** Materials provided **

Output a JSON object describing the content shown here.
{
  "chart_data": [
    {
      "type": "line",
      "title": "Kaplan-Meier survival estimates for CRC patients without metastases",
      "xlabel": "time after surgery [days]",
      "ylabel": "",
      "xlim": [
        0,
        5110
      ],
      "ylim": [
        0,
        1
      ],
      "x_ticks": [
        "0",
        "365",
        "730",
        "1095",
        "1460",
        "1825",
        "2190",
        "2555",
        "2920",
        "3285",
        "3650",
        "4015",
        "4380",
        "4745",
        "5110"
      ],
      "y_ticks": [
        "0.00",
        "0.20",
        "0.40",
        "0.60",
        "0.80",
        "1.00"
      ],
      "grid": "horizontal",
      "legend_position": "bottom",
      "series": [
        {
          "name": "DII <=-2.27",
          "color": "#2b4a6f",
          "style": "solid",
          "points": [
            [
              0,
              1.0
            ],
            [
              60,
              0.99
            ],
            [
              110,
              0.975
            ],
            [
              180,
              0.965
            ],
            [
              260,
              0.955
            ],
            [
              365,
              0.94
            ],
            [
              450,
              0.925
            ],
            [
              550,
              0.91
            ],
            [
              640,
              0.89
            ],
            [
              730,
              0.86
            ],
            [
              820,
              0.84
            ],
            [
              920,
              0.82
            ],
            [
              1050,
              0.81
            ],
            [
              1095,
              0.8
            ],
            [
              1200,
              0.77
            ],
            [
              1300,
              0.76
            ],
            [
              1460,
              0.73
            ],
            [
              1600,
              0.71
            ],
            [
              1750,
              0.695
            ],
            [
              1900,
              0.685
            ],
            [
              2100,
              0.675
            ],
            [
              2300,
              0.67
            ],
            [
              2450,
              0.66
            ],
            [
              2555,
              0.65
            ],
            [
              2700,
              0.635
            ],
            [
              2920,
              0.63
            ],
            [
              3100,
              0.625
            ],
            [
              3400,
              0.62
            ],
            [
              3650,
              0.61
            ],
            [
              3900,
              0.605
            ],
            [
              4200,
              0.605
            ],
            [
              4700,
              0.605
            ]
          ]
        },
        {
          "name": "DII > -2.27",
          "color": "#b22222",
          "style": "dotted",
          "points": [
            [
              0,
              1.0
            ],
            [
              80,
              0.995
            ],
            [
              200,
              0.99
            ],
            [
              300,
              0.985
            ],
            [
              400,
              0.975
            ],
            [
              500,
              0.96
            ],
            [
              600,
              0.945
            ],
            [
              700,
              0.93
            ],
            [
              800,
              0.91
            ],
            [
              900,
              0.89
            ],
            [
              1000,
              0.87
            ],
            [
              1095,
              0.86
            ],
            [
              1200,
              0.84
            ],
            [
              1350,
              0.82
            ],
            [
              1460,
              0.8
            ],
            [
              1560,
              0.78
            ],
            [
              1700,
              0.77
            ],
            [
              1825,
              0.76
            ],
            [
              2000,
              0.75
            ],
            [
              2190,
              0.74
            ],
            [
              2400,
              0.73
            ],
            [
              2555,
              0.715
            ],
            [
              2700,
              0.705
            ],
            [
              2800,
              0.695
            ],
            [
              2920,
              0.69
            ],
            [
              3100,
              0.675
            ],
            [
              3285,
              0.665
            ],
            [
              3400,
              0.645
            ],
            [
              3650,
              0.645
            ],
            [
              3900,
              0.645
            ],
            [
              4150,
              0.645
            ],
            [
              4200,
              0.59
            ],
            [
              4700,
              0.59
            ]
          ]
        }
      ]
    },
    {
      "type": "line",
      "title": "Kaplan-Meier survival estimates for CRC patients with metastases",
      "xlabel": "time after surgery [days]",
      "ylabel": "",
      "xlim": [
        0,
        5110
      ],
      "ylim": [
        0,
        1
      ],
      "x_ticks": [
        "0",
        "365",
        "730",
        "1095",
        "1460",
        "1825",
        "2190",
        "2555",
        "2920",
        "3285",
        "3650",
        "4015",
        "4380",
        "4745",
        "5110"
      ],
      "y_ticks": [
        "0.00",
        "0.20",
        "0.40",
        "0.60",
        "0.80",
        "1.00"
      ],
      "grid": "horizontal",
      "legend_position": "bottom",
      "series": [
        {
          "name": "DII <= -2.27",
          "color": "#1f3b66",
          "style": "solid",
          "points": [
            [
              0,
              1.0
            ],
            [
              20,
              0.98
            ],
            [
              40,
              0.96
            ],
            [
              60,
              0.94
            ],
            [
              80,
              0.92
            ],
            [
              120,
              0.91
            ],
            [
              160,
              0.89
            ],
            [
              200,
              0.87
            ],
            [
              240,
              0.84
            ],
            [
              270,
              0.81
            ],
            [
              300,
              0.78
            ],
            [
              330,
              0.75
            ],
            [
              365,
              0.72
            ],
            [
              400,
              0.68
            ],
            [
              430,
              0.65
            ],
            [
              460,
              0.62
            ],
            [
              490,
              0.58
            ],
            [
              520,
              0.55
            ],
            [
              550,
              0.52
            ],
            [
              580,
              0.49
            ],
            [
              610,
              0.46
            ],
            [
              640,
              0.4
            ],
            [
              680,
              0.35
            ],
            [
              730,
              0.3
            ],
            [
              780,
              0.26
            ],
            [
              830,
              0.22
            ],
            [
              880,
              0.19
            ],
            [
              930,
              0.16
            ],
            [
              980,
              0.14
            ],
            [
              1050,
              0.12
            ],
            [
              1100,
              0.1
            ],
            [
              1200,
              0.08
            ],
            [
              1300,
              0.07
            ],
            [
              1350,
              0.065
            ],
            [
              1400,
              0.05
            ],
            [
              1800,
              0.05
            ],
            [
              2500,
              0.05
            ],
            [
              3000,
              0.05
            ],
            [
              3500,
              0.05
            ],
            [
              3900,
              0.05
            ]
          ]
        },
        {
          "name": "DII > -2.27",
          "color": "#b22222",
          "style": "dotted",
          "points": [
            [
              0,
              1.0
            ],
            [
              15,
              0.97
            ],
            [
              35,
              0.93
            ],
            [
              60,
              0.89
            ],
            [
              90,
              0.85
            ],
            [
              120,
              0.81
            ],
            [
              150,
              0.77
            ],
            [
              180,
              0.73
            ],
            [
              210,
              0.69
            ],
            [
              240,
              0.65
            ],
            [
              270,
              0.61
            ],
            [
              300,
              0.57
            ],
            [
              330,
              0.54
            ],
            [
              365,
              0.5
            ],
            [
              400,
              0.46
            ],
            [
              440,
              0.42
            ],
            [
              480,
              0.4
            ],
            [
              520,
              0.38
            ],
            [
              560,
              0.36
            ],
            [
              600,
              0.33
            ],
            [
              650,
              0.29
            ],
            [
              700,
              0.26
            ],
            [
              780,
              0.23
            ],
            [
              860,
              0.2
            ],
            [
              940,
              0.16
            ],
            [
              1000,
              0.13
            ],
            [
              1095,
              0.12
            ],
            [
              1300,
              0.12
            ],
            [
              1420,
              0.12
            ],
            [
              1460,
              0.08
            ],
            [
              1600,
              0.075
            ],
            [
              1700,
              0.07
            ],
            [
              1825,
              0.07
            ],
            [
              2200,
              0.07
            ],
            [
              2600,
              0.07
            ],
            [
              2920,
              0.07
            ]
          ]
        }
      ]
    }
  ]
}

---

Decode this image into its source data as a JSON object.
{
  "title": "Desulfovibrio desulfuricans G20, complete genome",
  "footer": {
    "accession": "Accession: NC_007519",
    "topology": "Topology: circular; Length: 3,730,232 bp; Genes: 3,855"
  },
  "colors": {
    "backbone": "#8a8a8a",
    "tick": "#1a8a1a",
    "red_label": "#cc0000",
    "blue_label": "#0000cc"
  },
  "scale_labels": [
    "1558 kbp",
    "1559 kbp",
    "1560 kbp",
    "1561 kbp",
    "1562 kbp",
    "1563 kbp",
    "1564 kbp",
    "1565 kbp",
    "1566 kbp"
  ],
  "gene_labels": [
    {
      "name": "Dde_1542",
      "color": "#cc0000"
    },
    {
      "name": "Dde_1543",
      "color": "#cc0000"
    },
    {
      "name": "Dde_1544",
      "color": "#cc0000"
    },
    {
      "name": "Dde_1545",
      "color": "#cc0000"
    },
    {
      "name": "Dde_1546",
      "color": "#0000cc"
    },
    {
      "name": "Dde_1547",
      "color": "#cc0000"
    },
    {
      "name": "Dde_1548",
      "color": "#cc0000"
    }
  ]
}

** Exercise instructions **
Where the word "estimates" is present in a line of the listing, copy that line.

** Written response **
      "title": "Kaplan-Meier survival estimates for CRC patients without metastases",
      "title": "Kaplan-Meier survival estimates for CRC patients with metastases",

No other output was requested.